- [What this task involves]
Return the material exactly as supplied, apart from the pictures, which are omitted.

- [Stored records]
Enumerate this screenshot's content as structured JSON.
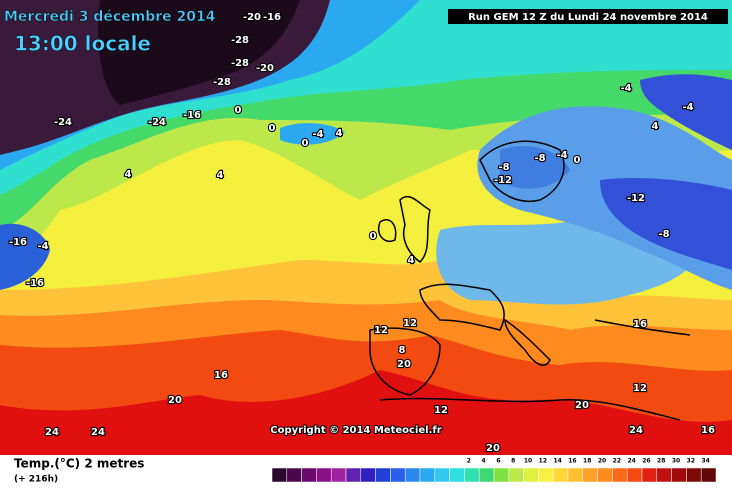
{
  "header": {
    "date": "Mercredi 3 décembre 2014",
    "time": "13:00 locale",
    "run": "Run GEM 12 Z du Lundi 24 novembre 2014"
  },
  "copyright": "Copyright © 2014 Meteociel.fr",
  "map": {
    "labels": [
      "-20",
      "-16",
      "-28",
      "-28",
      "-20",
      "-28",
      "-24",
      "-16",
      "-24",
      "0",
      "0",
      "0",
      "-4",
      "4",
      "4",
      "4",
      "-16",
      "-4",
      "-16",
      "0",
      "4",
      "-8",
      "-12",
      "-8",
      "-4",
      "0",
      "-12",
      "-8",
      "-4",
      "-4",
      "4",
      "12",
      "12",
      "16",
      "20",
      "20",
      "24",
      "24",
      "12",
      "16",
      "24",
      "20",
      "12",
      "16",
      "8",
      "20"
    ]
  },
  "footer": {
    "variable": "Temp.(°C) 2 metres",
    "lead": "(+ 216h)"
  },
  "legend": {
    "ticks": [
      2,
      4,
      6,
      8,
      10,
      12,
      14,
      16,
      18,
      20,
      22,
      24,
      26,
      28,
      30,
      32,
      34
    ]
  }
}
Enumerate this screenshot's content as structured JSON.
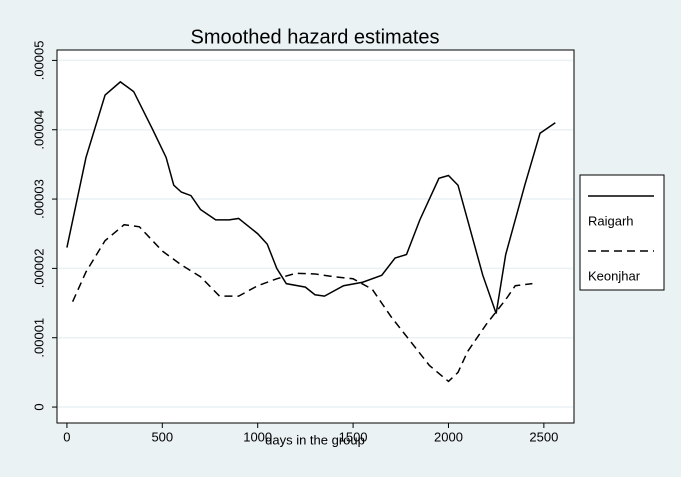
{
  "chart_data": {
    "type": "line",
    "title": "Smoothed hazard estimates",
    "x_label": "days in the group",
    "xlim": [
      -52,
      2658
    ],
    "xticks": [
      0,
      500,
      1000,
      1500,
      2000,
      2500
    ],
    "ylim": [
      -2.3e-06,
      5.15e-05
    ],
    "yticks": [
      0,
      {
        "value": 1e-05,
        "label": ".00001"
      },
      {
        "value": 2e-05,
        "label": ".00002"
      },
      {
        "value": 3e-05,
        "label": ".00003"
      },
      {
        "value": 4e-05,
        "label": ".00004"
      },
      {
        "value": 5e-05,
        "label": ".00005"
      }
    ],
    "grid": true,
    "legend": "right",
    "series": [
      {
        "name": "Raigarh",
        "color": "#000000",
        "dash": "solid",
        "x": [
          0,
          100,
          200,
          280,
          350,
          450,
          520,
          560,
          600,
          650,
          700,
          780,
          850,
          900,
          1000,
          1050,
          1100,
          1150,
          1250,
          1300,
          1350,
          1450,
          1550,
          1650,
          1720,
          1780,
          1850,
          1950,
          2000,
          2050,
          2100,
          2180,
          2250,
          2300,
          2400,
          2480,
          2560
        ],
        "values": [
          2.3e-05,
          3.6e-05,
          4.5e-05,
          4.69e-05,
          4.55e-05,
          4e-05,
          3.6e-05,
          3.2e-05,
          3.1e-05,
          3.05e-05,
          2.85e-05,
          2.7e-05,
          2.7e-05,
          2.72e-05,
          2.5e-05,
          2.35e-05,
          2e-05,
          1.78e-05,
          1.73e-05,
          1.62e-05,
          1.6e-05,
          1.75e-05,
          1.8e-05,
          1.9e-05,
          2.15e-05,
          2.2e-05,
          2.7e-05,
          3.3e-05,
          3.34e-05,
          3.2e-05,
          2.7e-05,
          1.9e-05,
          1.35e-05,
          2.2e-05,
          3.2e-05,
          3.95e-05,
          4.1e-05
        ]
      },
      {
        "name": "Keonjhar",
        "color": "#000000",
        "dash": "dashed",
        "x": [
          30,
          100,
          200,
          300,
          380,
          500,
          600,
          700,
          800,
          900,
          1000,
          1100,
          1200,
          1300,
          1400,
          1500,
          1600,
          1700,
          1800,
          1900,
          2000,
          2050,
          2100,
          2200,
          2300,
          2350,
          2440
        ],
        "values": [
          1.52e-05,
          1.95e-05,
          2.4e-05,
          2.63e-05,
          2.6e-05,
          2.25e-05,
          2.05e-05,
          1.88e-05,
          1.6e-05,
          1.6e-05,
          1.75e-05,
          1.85e-05,
          1.93e-05,
          1.92e-05,
          1.88e-05,
          1.85e-05,
          1.7e-05,
          1.3e-05,
          9.5e-06,
          6e-06,
          3.7e-06,
          5e-06,
          8e-06,
          1.2e-05,
          1.55e-05,
          1.75e-05,
          1.78e-05
        ]
      }
    ]
  }
}
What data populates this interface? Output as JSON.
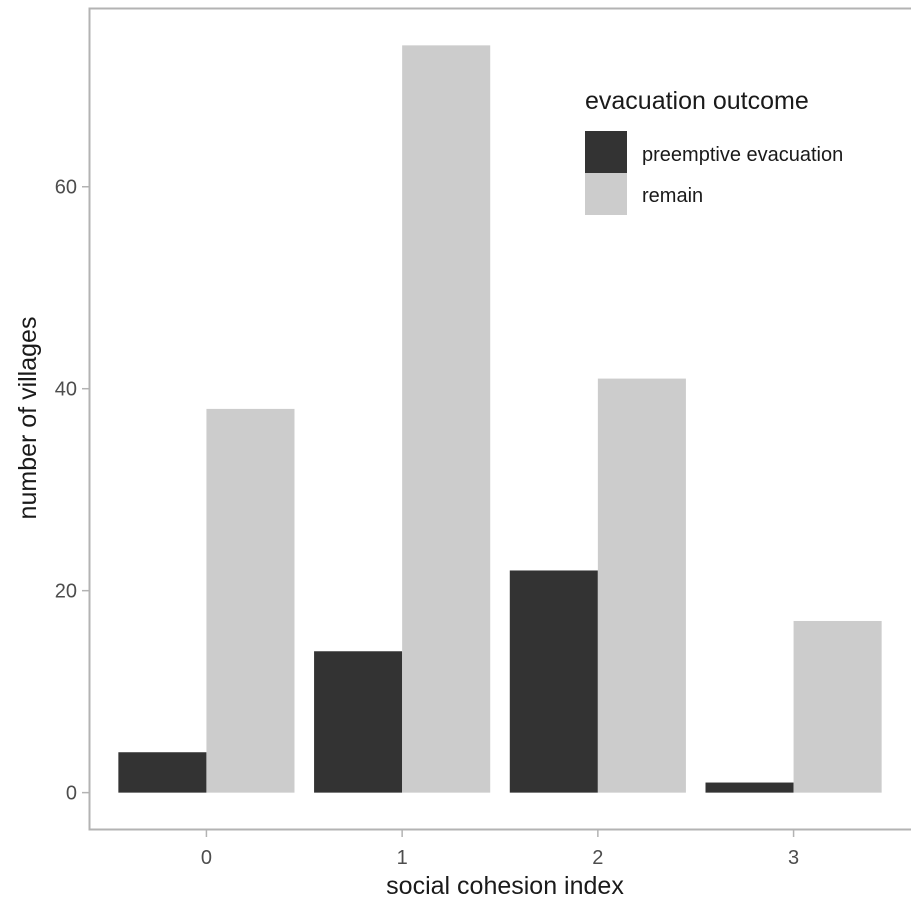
{
  "chart_data": {
    "type": "bar",
    "title": "",
    "xlabel": "social cohesion index",
    "ylabel": "number of villages",
    "categories": [
      "0",
      "1",
      "2",
      "3"
    ],
    "series": [
      {
        "name": "preemptive evacuation",
        "values": [
          4,
          14,
          22,
          1
        ],
        "color": "#333333"
      },
      {
        "name": "remain",
        "values": [
          38,
          74,
          41,
          17
        ],
        "color": "#cccccc"
      }
    ],
    "ylim": [
      -3.7,
      77.7
    ],
    "yticks": [
      0,
      20,
      40,
      60
    ],
    "grid": false,
    "legend": {
      "title": "evacuation outcome",
      "placement": "top-right"
    }
  }
}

- [Finished exercise]
Enumerate this screenshot's content as structured JSON.
{
  "header": {
    "date": "Mercredi 3 décembre 2014",
    "time": "13:00 locale",
    "run": "Run GEM 12 Z du Lundi 24 novembre 2014"
  },
  "copyright": "Copyright © 2014 Meteociel.fr",
  "map": {
    "labels": [
      "-20",
      "-16",
      "-28",
      "-28",
      "-20",
      "-28",
      "-24",
      "-16",
      "-24",
      "0",
      "0",
      "0",
      "-4",
      "4",
      "4",
      "4",
      "-16",
      "-4",
      "-16",
      "0",
      "4",
      "-8",
      "-12",
      "-8",
      "-4",
      "0",
      "-12",
      "-8",
      "-4",
      "-4",
      "4",
      "12",
      "12",
      "16",
      "20",
      "20",
      "24",
      "24",
      "12",
      "16",
      "24",
      "20",
      "12",
      "16",
      "8",
      "20"
    ]
  },
  "footer": {
    "variable": "Temp.(°C) 2 metres",
    "lead": "(+ 216h)"
  },
  "legend": {
    "ticks": [
      2,
      4,
      6,
      8,
      10,
      12,
      14,
      16,
      18,
      20,
      22,
      24,
      26,
      28,
      30,
      32,
      34
    ]
  }
}
Enumerate this screenshot's content as structured JSON.
{
  "chart_data": {
    "type": "line",
    "title": "Smoothed hazard estimates",
    "x_label": "days in the group",
    "xlim": [
      -52,
      2658
    ],
    "xticks": [
      0,
      500,
      1000,
      1500,
      2000,
      2500
    ],
    "ylim": [
      -2.3e-06,
      5.15e-05
    ],
    "yticks": [
      0,
      {
        "value": 1e-05,
        "label": ".00001"
      },
      {
        "value": 2e-05,
        "label": ".00002"
      },
      {
        "value": 3e-05,
        "label": ".00003"
      },
      {
        "value": 4e-05,
        "label": ".00004"
      },
      {
        "value": 5e-05,
        "label": ".00005"
      }
    ],
    "grid": true,
    "legend": "right",
    "series": [
      {
        "name": "Raigarh",
        "color": "#000000",
        "dash": "solid",
        "x": [
          0,
          100,
          200,
          280,
          350,
          450,
          520,
          560,
          600,
          650,
          700,
          780,
          850,
          900,
          1000,
          1050,
          1100,
          1150,
          1250,
          1300,
          1350,
          1450,
          1550,
          1650,
          1720,
          1780,
          1850,
          1950,
          2000,
          2050,
          2100,
          2180,
          2250,
          2300,
          2400,
          2480,
          2560
        ],
        "values": [
          2.3e-05,
          3.6e-05,
          4.5e-05,
          4.69e-05,
          4.55e-05,
          4e-05,
          3.6e-05,
          3.2e-05,
          3.1e-05,
          3.05e-05,
          2.85e-05,
          2.7e-05,
          2.7e-05,
          2.72e-05,
          2.5e-05,
          2.35e-05,
          2e-05,
          1.78e-05,
          1.73e-05,
          1.62e-05,
          1.6e-05,
          1.75e-05,
          1.8e-05,
          1.9e-05,
          2.15e-05,
          2.2e-05,
          2.7e-05,
          3.3e-05,
          3.34e-05,
          3.2e-05,
          2.7e-05,
          1.9e-05,
          1.35e-05,
          2.2e-05,
          3.2e-05,
          3.95e-05,
          4.1e-05
        ]
      },
      {
        "name": "Keonjhar",
        "color": "#000000",
        "dash": "dashed",
        "x": [
          30,
          100,
          200,
          300,
          380,
          500,
          600,
          700,
          800,
          900,
          1000,
          1100,
          1200,
          1300,
          1400,
          1500,
          1600,
          1700,
          1800,
          1900,
          2000,
          2050,
          2100,
          2200,
          2300,
          2350,
          2440
        ],
        "values": [
          1.52e-05,
          1.95e-05,
          2.4e-05,
          2.63e-05,
          2.6e-05,
          2.25e-05,
          2.05e-05,
          1.88e-05,
          1.6e-05,
          1.6e-05,
          1.75e-05,
          1.85e-05,
          1.93e-05,
          1.92e-05,
          1.88e-05,
          1.85e-05,
          1.7e-05,
          1.3e-05,
          9.5e-06,
          6e-06,
          3.7e-06,
          5e-06,
          8e-06,
          1.2e-05,
          1.55e-05,
          1.75e-05,
          1.78e-05
        ]
      }
    ]
  }
}
What data populates this interface? Output as JSON.
{
  "chart_data": {
    "type": "bar",
    "title": "",
    "xlabel": "social cohesion index",
    "ylabel": "number of villages",
    "categories": [
      "0",
      "1",
      "2",
      "3"
    ],
    "series": [
      {
        "name": "preemptive evacuation",
        "values": [
          4,
          14,
          22,
          1
        ],
        "color": "#333333"
      },
      {
        "name": "remain",
        "values": [
          38,
          74,
          41,
          17
        ],
        "color": "#cccccc"
      }
    ],
    "ylim": [
      -3.7,
      77.7
    ],
    "yticks": [
      0,
      20,
      40,
      60
    ],
    "grid": false,
    "legend": {
      "title": "evacuation outcome",
      "placement": "top-right"
    }
  }
}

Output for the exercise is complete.